• **What you will do**
Copy out each line below exactly as it appears.

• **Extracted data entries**

━━━

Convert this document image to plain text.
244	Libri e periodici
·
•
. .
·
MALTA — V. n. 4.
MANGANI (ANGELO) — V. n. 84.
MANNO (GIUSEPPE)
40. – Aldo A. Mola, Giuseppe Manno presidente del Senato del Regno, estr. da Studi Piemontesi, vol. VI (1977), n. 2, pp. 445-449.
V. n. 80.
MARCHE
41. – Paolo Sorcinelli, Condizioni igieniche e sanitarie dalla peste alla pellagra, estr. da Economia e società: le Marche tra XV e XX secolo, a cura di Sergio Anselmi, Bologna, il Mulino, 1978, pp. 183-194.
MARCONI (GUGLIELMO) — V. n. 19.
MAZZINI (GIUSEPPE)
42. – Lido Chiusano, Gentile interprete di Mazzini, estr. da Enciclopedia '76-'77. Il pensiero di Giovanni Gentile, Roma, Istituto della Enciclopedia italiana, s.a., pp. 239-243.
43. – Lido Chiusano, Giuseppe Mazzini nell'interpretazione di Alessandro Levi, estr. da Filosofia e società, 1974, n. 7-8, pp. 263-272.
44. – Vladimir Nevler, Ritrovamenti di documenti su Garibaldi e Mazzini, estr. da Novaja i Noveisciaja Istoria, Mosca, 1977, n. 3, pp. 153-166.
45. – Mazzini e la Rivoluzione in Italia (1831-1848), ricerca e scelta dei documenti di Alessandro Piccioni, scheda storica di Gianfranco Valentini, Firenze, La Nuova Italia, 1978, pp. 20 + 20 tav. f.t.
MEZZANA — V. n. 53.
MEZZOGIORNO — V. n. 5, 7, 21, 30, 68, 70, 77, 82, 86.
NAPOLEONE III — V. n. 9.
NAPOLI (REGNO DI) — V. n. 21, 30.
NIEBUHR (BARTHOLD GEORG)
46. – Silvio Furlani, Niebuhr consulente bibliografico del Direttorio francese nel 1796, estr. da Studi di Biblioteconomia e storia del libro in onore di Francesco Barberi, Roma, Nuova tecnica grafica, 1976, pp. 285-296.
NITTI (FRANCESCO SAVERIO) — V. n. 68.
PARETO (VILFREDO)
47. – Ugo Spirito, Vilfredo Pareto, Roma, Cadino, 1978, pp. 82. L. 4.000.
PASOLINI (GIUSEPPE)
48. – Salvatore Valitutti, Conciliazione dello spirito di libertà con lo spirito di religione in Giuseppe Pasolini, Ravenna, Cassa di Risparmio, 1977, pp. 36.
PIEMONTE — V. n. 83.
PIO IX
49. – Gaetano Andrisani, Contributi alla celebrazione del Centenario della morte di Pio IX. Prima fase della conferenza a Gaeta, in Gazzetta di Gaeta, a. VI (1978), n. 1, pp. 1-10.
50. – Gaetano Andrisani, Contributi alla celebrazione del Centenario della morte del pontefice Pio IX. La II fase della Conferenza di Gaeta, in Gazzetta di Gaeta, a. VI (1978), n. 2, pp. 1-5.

━━━

• **Answer to the task**
Convert this document image to plain text.
244	Libri e periodici
·
•
. .
·
MALTA — V. n. 4.
MANGANI (ANGELO) — V. n. 84.
MANNO (GIUSEPPE)
40. – Aldo A. Mola, Giuseppe Manno presidente del Senato del Regno, estr. da Studi Piemontesi, vol. VI (1977), n. 2, pp. 445-449.
V. n. 80.
MARCHE
41. – Paolo Sorcinelli, Condizioni igieniche e sanitarie dalla peste alla pellagra, estr. da Economia e società: le Marche tra XV e XX secolo, a cura di Sergio Anselmi, Bologna, il Mulino, 1978, pp. 183-194.
MARCONI (GUGLIELMO) — V. n. 19.
MAZZINI (GIUSEPPE)
42. – Lido Chiusano, Gentile interprete di Mazzini, estr. da Enciclopedia '76-'77. Il pensiero di Giovanni Gentile, Roma, Istituto della Enciclopedia italiana, s.a., pp. 239-243.
43. – Lido Chiusano, Giuseppe Mazzini nell'interpretazione di Alessandro Levi, estr. da Filosofia e società, 1974, n. 7-8, pp. 263-272.
44. – Vladimir Nevler, Ritrovamenti di documenti su Garibaldi e Mazzini, estr. da Novaja i Noveisciaja Istoria, Mosca, 1977, n. 3, pp. 153-166.
45. – Mazzini e la Rivoluzione in Italia (1831-1848), ricerca e scelta dei documenti di Alessandro Piccioni, scheda storica di Gianfranco Valentini, Firenze, La Nuova Italia, 1978, pp. 20 + 20 tav. f.t.
MEZZANA — V. n. 53.
MEZZOGIORNO — V. n. 5, 7, 21, 30, 68, 70, 77, 82, 86.
NAPOLEONE III — V. n. 9.
NAPOLI (REGNO DI) — V. n. 21, 30.
NIEBUHR (BARTHOLD GEORG)
46. – Silvio Furlani, Niebuhr consulente bibliografico del Direttorio francese nel 1796, estr. da Studi di Biblioteconomia e storia del libro in onore di Francesco Barberi, Roma, Nuova tecnica grafica, 1976, pp. 285-296.
NITTI (FRANCESCO SAVERIO) — V. n. 68.
PARETO (VILFREDO)
47. – Ugo Spirito, Vilfredo Pareto, Roma, Cadino, 1978, pp. 82. L. 4.000.
PASOLINI (GIUSEPPE)
48. – Salvatore Valitutti, Conciliazione dello spirito di libertà con lo spirito di religione in Giuseppe Pasolini, Ravenna, Cassa di Risparmio, 1977, pp. 36.
PIEMONTE — V. n. 83.
PIO IX
49. – Gaetano Andrisani, Contributi alla celebrazione del Centenario della morte di Pio IX. Prima fase della conferenza a Gaeta, in Gazzetta di Gaeta, a. VI (1978), n. 1, pp. 1-10.
50. – Gaetano Andrisani, Contributi alla celebrazione del Centenario della morte del pontefice Pio IX. La II fase della Conferenza di Gaeta, in Gazzetta di Gaeta, a. VI (1978), n. 2, pp. 1-5.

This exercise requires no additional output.